_Record extracts_
** Begin **
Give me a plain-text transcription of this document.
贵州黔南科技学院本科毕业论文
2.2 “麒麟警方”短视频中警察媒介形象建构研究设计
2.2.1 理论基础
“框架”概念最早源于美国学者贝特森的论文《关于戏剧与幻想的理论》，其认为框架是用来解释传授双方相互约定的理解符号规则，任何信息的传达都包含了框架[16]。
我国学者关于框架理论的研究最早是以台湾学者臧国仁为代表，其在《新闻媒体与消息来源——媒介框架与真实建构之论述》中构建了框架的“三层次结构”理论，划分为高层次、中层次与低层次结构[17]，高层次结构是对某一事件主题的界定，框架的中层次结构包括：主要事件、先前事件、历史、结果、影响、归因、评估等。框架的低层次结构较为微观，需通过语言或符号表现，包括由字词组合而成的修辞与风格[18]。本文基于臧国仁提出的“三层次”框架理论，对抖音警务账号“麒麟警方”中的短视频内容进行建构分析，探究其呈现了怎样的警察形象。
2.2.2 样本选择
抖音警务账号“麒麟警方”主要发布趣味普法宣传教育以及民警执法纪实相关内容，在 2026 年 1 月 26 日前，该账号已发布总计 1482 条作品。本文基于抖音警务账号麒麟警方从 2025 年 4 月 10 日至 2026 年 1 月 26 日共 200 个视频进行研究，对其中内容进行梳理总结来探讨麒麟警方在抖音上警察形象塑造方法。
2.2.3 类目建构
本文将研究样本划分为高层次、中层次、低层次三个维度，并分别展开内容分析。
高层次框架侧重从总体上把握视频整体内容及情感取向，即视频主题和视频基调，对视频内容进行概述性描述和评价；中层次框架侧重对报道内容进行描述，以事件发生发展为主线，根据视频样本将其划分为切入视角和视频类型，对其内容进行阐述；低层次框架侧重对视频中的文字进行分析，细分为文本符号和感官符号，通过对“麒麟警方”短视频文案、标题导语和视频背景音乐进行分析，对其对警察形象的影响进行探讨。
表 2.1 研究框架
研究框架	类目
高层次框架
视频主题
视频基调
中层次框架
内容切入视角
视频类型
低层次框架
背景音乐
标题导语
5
** End **
_Aim of the task_
Find every line in the records above that holds the word "麒麟警方", and copy each one.

_Final result_
2.2 “麒麟警方”短视频中警察媒介形象建构研究设计
我国学者关于框架理论的研究最早是以台湾学者臧国仁为代表，其在《新闻媒体与消息来源——媒介框架与真实建构之论述》中构建了框架的“三层次结构”理论，划分为高层次、中层次与低层次结构[17]，高层次结构是对某一事件主题的界定，框架的中层次结构包括：主要事件、先前事件、历史、结果、影响、归因、评估等。框架的低层次结构较为微观，需通过语言或符号表现，包括由字词组合而成的修辞与风格[18]。本文基于臧国仁提出的“三层次”框架理论，对抖音警务账号“麒麟警方”中的短视频内容进行建构分析，探究其呈现了怎样的警察形象。
抖音警务账号“麒麟警方”主要发布趣味普法宣传教育以及民警执法纪实相关内容，在 2026 年 1 月 26 日前，该账号已发布总计 1482 条作品。本文基于抖音警务账号麒麟警方从 2025 年 4 月 10 日至 2026 年 1 月 26 日共 200 个视频进行研究，对其中内容进行梳理总结来探讨麒麟警方在抖音上警察形象塑造方法。
高层次框架侧重从总体上把握视频整体内容及情感取向，即视频主题和视频基调，对视频内容进行概述性描述和评价；中层次框架侧重对报道内容进行描述，以事件发生发展为主线，根据视频样本将其划分为切入视角和视频类型，对其内容进行阐述；低层次框架侧重对视频中的文字进行分析，细分为文本符号和感官符号，通过对“麒麟警方”短视频文案、标题导语和视频背景音乐进行分析，对其对警察形象的影响进行探讨。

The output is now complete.